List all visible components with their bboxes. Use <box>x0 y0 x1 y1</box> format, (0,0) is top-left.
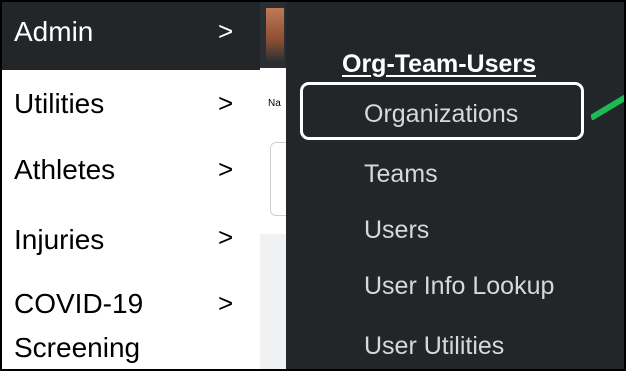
screenshot-frame: Admin > Utilities > Athletes > Injuries … <box>0 0 626 371</box>
menu-item-athletes[interactable]: Athletes > <box>2 134 260 202</box>
menu-item-admin[interactable]: Admin > <box>2 2 260 70</box>
menu-item-label: Admin <box>14 16 94 47</box>
submenu-item-user-info-lookup[interactable]: User Info Lookup <box>364 272 554 301</box>
page-footer-fragment <box>260 234 286 369</box>
organizations-highlight-box <box>300 82 584 140</box>
page-label-fragment: Na <box>268 98 281 109</box>
chevron-right-icon: > <box>218 16 234 46</box>
submenu-item-user-utilities[interactable]: User Utilities <box>364 332 504 361</box>
avatar <box>266 8 284 62</box>
menu-item-label: Injuries <box>14 224 105 255</box>
submenu-item-users[interactable]: Users <box>364 216 429 245</box>
chevron-right-icon: > <box>218 288 234 318</box>
submenu-heading[interactable]: Org-Team-Users <box>342 50 536 79</box>
admin-submenu: Org-Team-Users Organizations Teams Users… <box>286 2 624 369</box>
menu-item-label: Utilities <box>14 88 105 119</box>
chevron-right-icon: > <box>218 222 234 252</box>
left-menu: Admin > Utilities > Athletes > Injuries … <box>2 2 260 369</box>
page-content-fragment: Na <box>260 2 302 369</box>
green-arrow-icon <box>591 94 624 120</box>
menu-item-label: Athletes <box>14 154 116 185</box>
chevron-right-icon: > <box>218 88 234 118</box>
menu-item-label: COVID-19 <box>14 288 144 319</box>
menu-item-covid-screening[interactable]: COVID-19 Screening > <box>2 268 260 369</box>
menu-item-utilities[interactable]: Utilities > <box>2 70 260 134</box>
submenu-item-teams[interactable]: Teams <box>364 160 438 189</box>
page-header-fragment <box>260 2 286 68</box>
chevron-right-icon: > <box>218 154 234 184</box>
menu-item-injuries[interactable]: Injuries > <box>2 202 260 268</box>
menu-item-label-line2: Screening <box>14 332 141 363</box>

━━━━━━━━━━━━━━━━

Please copy every row above word for word, leaving out the pictures.

Solution to this task:
List all visible components with their bboxes. Use <box>x0 y0 x1 y1</box> format, (0,0) is top-left.
screenshot-frame: Admin > Utilities > Athletes > Injuries … <box>0 0 626 371</box>
menu-item-athletes[interactable]: Athletes > <box>2 134 260 202</box>
menu-item-admin[interactable]: Admin > <box>2 2 260 70</box>
menu-item-label: Admin <box>14 16 94 47</box>
submenu-item-user-info-lookup[interactable]: User Info Lookup <box>364 272 554 301</box>
page-footer-fragment <box>260 234 286 369</box>
organizations-highlight-box <box>300 82 584 140</box>
page-label-fragment: Na <box>268 98 281 109</box>
chevron-right-icon: > <box>218 16 234 46</box>
submenu-item-user-utilities[interactable]: User Utilities <box>364 332 504 361</box>
avatar <box>266 8 284 62</box>
menu-item-label: Injuries <box>14 224 105 255</box>
submenu-item-users[interactable]: Users <box>364 216 429 245</box>
chevron-right-icon: > <box>218 288 234 318</box>
submenu-heading[interactable]: Org-Team-Users <box>342 50 536 79</box>
admin-submenu: Org-Team-Users Organizations Teams Users… <box>286 2 624 369</box>
menu-item-label: Utilities <box>14 88 105 119</box>
chevron-right-icon: > <box>218 222 234 252</box>
left-menu: Admin > Utilities > Athletes > Injuries … <box>2 2 260 369</box>
page-content-fragment: Na <box>260 2 302 369</box>
green-arrow-icon <box>591 94 624 120</box>
menu-item-label: Athletes <box>14 154 116 185</box>
chevron-right-icon: > <box>218 88 234 118</box>
menu-item-label: COVID-19 <box>14 288 144 319</box>
menu-item-covid-screening[interactable]: COVID-19 Screening > <box>2 268 260 369</box>
menu-item-utilities[interactable]: Utilities > <box>2 70 260 134</box>
submenu-item-teams[interactable]: Teams <box>364 160 438 189</box>
page-header-fragment <box>260 2 286 68</box>
chevron-right-icon: > <box>218 154 234 184</box>
menu-item-injuries[interactable]: Injuries > <box>2 202 260 268</box>
menu-item-label-line2: Screening <box>14 332 141 363</box>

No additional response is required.